**Provided text:**
Churchill County High School is located in Fallon, Churchill County, Nevada. The building was built in 1917, and was opened in 1920.

Academics
Part of the Churchill County School District, operating under the Principal Kevin Lords, the school has around 1400 students in grades 9–12.

Education standards are very high, with Churchill County's Academic Team being placed 1st in the Nevada Academic League in results published in April 2006, and a teacher at the School, Steve Johnson, being a winner of the Presidential Awards for Excellence in Mathematics and Science Teaching, the Nation's highest honors for teachers of mathematics and science, in 1999.

Notable alumni 

 Alan Bible, lawyer and politician, served as a United States Senator from Nevada from 1954 to 1974.
Harvey Dahl, football offensive guard for the St. Louis Rams - Jersey #59 retired in January 2009.
Josh Mauga, football player for the Kansas City Chiefs - Jersey Number 30 retired on October 27, 2011
 Aarik Wilson, long jumper and triple jumper; athlete in the 2008 Summer Olympics

Churchill County High School has a long history of students serving in the uniform services as well as being accepted into prominent academic institutions.

**Records:**
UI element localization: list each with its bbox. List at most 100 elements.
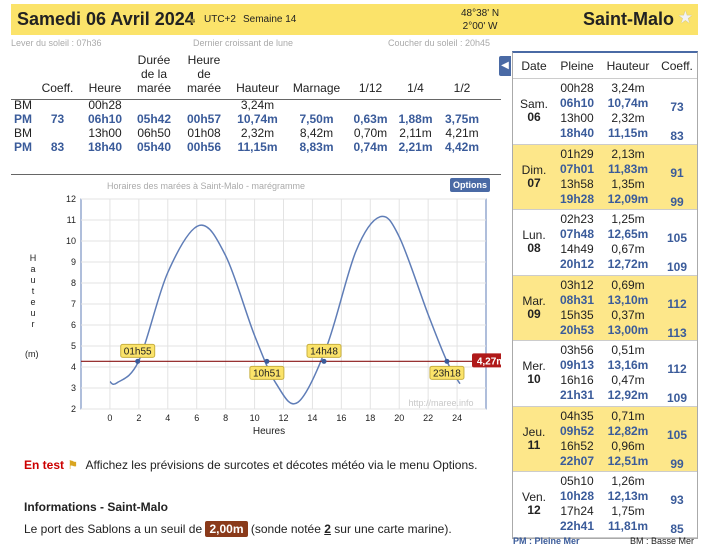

--

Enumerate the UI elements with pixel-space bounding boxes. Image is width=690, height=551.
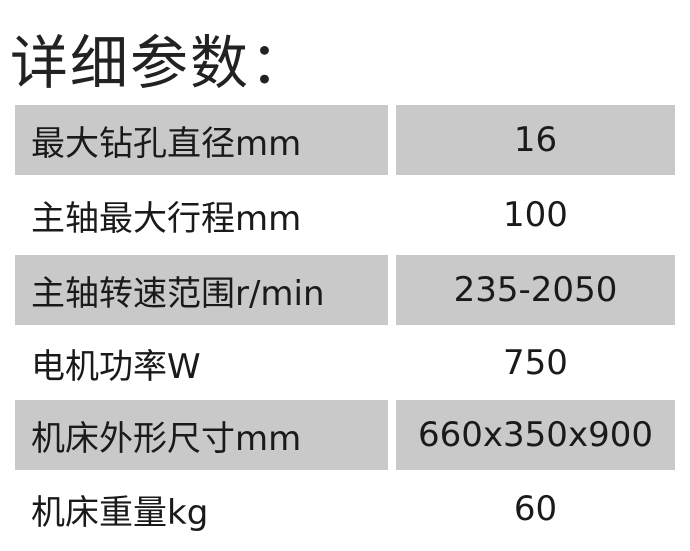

==

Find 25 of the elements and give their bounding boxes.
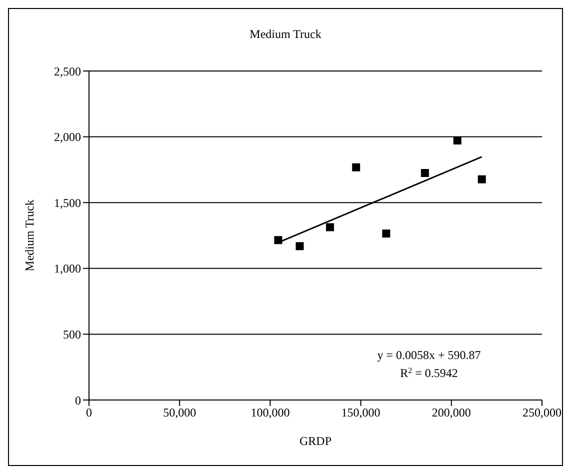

**Problem description:**
Rewrite the passage of the Churchill County High School text starting with "Churchill County High School has" and going on through "prominent academic institutions.", replacing "uniform services" with "armed forces".

**Full solution:**
Churchill County High School has a long history of students serving in the armed forces as well as being accepted into prominent academic institutions.